**WHAT IS NEEDED:** Would you copy out the whole listing exactly as given?

**Figure content listings:**
** begin **

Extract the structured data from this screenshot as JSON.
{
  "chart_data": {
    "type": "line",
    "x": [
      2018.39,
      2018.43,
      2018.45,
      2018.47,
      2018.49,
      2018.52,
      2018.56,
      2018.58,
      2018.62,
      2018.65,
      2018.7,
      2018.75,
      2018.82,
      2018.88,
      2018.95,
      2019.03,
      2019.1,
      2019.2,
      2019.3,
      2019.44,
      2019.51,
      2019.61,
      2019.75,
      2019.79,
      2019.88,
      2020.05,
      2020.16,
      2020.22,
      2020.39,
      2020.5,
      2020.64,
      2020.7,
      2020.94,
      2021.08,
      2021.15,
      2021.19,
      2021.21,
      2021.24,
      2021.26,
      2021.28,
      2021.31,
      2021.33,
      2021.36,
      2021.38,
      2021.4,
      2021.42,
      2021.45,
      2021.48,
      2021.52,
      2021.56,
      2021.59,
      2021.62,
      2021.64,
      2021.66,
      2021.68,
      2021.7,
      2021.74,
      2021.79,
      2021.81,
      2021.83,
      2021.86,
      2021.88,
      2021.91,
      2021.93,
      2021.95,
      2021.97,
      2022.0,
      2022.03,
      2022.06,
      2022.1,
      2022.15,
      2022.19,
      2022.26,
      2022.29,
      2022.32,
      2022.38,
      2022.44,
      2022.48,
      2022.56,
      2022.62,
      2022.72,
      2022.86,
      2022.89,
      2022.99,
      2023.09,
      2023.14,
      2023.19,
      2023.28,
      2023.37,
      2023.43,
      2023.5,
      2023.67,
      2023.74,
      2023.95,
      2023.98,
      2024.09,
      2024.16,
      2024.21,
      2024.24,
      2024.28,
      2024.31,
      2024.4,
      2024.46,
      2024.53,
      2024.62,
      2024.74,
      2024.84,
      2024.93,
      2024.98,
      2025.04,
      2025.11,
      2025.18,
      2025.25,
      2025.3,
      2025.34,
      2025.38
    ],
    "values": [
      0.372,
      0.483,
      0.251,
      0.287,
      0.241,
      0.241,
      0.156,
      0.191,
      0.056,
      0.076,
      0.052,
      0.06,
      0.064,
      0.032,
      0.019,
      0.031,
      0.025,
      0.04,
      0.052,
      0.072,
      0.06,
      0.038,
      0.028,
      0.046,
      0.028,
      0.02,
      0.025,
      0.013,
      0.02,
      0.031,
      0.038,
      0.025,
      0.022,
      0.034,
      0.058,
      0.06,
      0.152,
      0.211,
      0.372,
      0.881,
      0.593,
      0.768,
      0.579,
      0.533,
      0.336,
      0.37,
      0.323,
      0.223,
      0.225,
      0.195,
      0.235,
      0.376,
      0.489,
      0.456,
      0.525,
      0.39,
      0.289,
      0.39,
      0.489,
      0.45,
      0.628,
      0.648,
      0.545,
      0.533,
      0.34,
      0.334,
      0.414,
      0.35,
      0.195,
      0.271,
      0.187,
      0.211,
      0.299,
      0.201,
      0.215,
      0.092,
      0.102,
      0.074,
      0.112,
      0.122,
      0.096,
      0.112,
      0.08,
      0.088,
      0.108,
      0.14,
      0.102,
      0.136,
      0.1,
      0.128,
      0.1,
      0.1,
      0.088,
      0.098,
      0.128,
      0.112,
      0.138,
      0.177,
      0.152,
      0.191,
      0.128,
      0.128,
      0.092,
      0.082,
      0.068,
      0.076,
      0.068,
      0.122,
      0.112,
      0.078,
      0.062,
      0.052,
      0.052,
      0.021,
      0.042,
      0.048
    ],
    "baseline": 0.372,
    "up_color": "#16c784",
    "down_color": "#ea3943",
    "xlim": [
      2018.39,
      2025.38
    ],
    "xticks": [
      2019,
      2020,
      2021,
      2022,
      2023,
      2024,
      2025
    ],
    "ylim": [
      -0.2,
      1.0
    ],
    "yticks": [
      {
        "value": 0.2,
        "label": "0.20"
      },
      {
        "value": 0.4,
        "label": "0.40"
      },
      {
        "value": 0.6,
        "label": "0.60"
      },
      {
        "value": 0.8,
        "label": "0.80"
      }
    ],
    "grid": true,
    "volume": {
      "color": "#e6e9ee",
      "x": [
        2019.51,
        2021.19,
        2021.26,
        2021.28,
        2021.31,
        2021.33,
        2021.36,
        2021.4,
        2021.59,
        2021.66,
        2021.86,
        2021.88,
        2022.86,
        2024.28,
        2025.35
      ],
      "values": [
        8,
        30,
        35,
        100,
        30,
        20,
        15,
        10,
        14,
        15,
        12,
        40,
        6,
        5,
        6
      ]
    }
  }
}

** end **

**WRITTEN SOLUTION:**
Extract the structured data from this screenshot as JSON.
{
  "chart_data": {
    "type": "line",
    "x": [
      2018.39,
      2018.43,
      2018.45,
      2018.47,
      2018.49,
      2018.52,
      2018.56,
      2018.58,
      2018.62,
      2018.65,
      2018.7,
      2018.75,
      2018.82,
      2018.88,
      2018.95,
      2019.03,
      2019.1,
      2019.2,
      2019.3,
      2019.44,
      2019.51,
      2019.61,
      2019.75,
      2019.79,
      2019.88,
      2020.05,
      2020.16,
      2020.22,
      2020.39,
      2020.5,
      2020.64,
      2020.7,
      2020.94,
      2021.08,
      2021.15,
      2021.19,
      2021.21,
      2021.24,
      2021.26,
      2021.28,
      2021.31,
      2021.33,
      2021.36,
      2021.38,
      2021.4,
      2021.42,
      2021.45,
      2021.48,
      2021.52,
      2021.56,
      2021.59,
      2021.62,
      2021.64,
      2021.66,
      2021.68,
      2021.7,
      2021.74,
      2021.79,
      2021.81,
      2021.83,
      2021.86,
      2021.88,
      2021.91,
      2021.93,
      2021.95,
      2021.97,
      2022.0,
      2022.03,
      2022.06,
      2022.1,
      2022.15,
      2022.19,
      2022.26,
      2022.29,
      2022.32,
      2022.38,
      2022.44,
      2022.48,
      2022.56,
      2022.62,
      2022.72,
      2022.86,
      2022.89,
      2022.99,
      2023.09,
      2023.14,
      2023.19,
      2023.28,
      2023.37,
      2023.43,
      2023.5,
      2023.67,
      2023.74,
      2023.95,
      2023.98,
      2024.09,
      2024.16,
      2024.21,
      2024.24,
      2024.28,
      2024.31,
      2024.4,
      2024.46,
      2024.53,
      2024.62,
      2024.74,
      2024.84,
      2024.93,
      2024.98,
      2025.04,
      2025.11,
      2025.18,
      2025.25,
      2025.3,
      2025.34,
      2025.38
    ],
    "values": [
      0.372,
      0.483,
      0.251,
      0.287,
      0.241,
      0.241,
      0.156,
      0.191,
      0.056,
      0.076,
      0.052,
      0.06,
      0.064,
      0.032,
      0.019,
      0.031,
      0.025,
      0.04,
      0.052,
      0.072,
      0.06,
      0.038,
      0.028,
      0.046,
      0.028,
      0.02,
      0.025,
      0.013,
      0.02,
      0.031,
      0.038,
      0.025,
      0.022,
      0.034,
      0.058,
      0.06,
      0.152,
      0.211,
      0.372,
      0.881,
      0.593,
      0.768,
      0.579,
      0.533,
      0.336,
      0.37,
      0.323,
      0.223,
      0.225,
      0.195,
      0.235,
      0.376,
      0.489,
      0.456,
      0.525,
      0.39,
      0.289,
      0.39,
      0.489,
      0.45,
      0.628,
      0.648,
      0.545,
      0.533,
      0.34,
      0.334,
      0.414,
      0.35,
      0.195,
      0.271,
      0.187,
      0.211,
      0.299,
      0.201,
      0.215,
      0.092,
      0.102,
      0.074,
      0.112,
      0.122,
      0.096,
      0.112,
      0.08,
      0.088,
      0.108,
      0.14,
      0.102,
      0.136,
      0.1,
      0.128,
      0.1,
      0.1,
      0.088,
      0.098,
      0.128,
      0.112,
      0.138,
      0.177,
      0.152,
      0.191,
      0.128,
      0.128,
      0.092,
      0.082,
      0.068,
      0.076,
      0.068,
      0.122,
      0.112,
      0.078,
      0.062,
      0.052,
      0.052,
      0.021,
      0.042,
      0.048
    ],
    "baseline": 0.372,
    "up_color": "#16c784",
    "down_color": "#ea3943",
    "xlim": [
      2018.39,
      2025.38
    ],
    "xticks": [
      2019,
      2020,
      2021,
      2022,
      2023,
      2024,
      2025
    ],
    "ylim": [
      -0.2,
      1.0
    ],
    "yticks": [
      {
        "value": 0.2,
        "label": "0.20"
      },
      {
        "value": 0.4,
        "label": "0.40"
      },
      {
        "value": 0.6,
        "label": "0.60"
      },
      {
        "value": 0.8,
        "label": "0.80"
      }
    ],
    "grid": true,
    "volume": {
      "color": "#e6e9ee",
      "x": [
        2019.51,
        2021.19,
        2021.26,
        2021.28,
        2021.31,
        2021.33,
        2021.36,
        2021.4,
        2021.59,
        2021.66,
        2021.86,
        2021.88,
        2022.86,
        2024.28,
        2025.35
      ],
      "values": [
        8,
        30,
        35,
        100,
        30,
        20,
        15,
        10,
        14,
        15,
        12,
        40,
        6,
        5,
        6
      ]
    }
  }
}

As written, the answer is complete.